_What to produce_
Return all lines where the word "shing" can be found.

======== Records shown ========

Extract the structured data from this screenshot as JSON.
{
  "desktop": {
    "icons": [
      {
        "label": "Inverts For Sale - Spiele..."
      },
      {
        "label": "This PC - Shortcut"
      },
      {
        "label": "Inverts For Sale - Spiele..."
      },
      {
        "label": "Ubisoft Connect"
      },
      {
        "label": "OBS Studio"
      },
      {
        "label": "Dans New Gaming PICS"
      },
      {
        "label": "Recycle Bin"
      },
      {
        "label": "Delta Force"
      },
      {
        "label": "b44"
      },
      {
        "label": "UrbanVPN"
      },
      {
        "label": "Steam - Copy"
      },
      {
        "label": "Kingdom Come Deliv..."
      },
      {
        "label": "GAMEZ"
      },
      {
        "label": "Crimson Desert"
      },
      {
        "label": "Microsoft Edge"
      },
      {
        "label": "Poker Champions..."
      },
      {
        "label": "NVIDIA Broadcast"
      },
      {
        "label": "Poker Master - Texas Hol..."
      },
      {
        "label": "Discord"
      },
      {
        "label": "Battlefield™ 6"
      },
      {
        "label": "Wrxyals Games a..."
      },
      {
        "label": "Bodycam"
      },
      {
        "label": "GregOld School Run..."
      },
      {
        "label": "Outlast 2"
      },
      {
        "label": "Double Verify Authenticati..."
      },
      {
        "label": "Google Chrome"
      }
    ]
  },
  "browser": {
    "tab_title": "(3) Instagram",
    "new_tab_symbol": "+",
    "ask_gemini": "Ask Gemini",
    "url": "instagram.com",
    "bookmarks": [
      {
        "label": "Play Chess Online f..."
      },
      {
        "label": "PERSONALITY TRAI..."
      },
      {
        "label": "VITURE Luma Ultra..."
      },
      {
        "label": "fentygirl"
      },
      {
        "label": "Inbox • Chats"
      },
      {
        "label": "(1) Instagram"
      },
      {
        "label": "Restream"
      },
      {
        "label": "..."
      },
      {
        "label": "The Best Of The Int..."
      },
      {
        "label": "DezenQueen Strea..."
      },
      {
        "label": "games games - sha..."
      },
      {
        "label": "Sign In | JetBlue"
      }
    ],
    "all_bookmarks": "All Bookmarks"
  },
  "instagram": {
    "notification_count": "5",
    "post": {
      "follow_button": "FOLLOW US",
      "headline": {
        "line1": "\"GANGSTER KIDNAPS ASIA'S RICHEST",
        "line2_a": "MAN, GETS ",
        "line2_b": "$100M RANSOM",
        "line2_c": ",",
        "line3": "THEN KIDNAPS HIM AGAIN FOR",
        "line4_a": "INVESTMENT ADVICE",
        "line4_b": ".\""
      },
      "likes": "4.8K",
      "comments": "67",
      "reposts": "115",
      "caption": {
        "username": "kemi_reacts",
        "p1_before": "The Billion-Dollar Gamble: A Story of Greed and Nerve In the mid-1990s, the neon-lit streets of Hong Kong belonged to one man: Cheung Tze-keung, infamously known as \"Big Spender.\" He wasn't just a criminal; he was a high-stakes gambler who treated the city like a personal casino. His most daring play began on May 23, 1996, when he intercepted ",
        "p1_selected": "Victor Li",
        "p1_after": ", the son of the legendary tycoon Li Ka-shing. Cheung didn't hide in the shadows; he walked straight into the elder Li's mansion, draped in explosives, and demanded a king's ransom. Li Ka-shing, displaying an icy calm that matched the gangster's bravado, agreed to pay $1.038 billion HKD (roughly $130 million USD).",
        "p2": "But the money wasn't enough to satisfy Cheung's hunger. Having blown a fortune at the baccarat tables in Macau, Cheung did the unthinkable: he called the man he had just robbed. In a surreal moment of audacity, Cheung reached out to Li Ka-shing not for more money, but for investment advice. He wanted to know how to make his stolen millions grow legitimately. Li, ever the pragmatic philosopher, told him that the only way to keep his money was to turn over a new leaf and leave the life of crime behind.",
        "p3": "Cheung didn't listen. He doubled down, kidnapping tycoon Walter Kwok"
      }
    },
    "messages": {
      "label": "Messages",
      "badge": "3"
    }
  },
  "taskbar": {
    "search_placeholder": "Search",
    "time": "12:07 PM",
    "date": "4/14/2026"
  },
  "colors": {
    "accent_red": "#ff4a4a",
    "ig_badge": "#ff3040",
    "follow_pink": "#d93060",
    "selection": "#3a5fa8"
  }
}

========

_Result_
        "p1_after": ", the son of the legendary tycoon Li Ka-shing. Cheung didn't hide in the shadows; he walked straight into the elder Li's mansion, draped in explosives, and demanded a king's ransom. Li Ka-shing, displaying an icy calm that matched the gangster's bravado, agreed to pay $1.038 billion HKD (roughly $130 million USD).",
        "p2": "But the money wasn't enough to satisfy Cheung's hunger. Having blown a fortune at the baccarat tables in Macau, Cheung did the unthinkable: he called the man he had just robbed. In a surreal moment of audacity, Cheung reached out to Li Ka-shing not for more money, but for investment advice. He wanted to know how to make his stolen millions grow legitimately. Li, ever the pragmatic philosopher, told him that the only way to keep his money was to turn over a new leaf and leave the life of crime behind.",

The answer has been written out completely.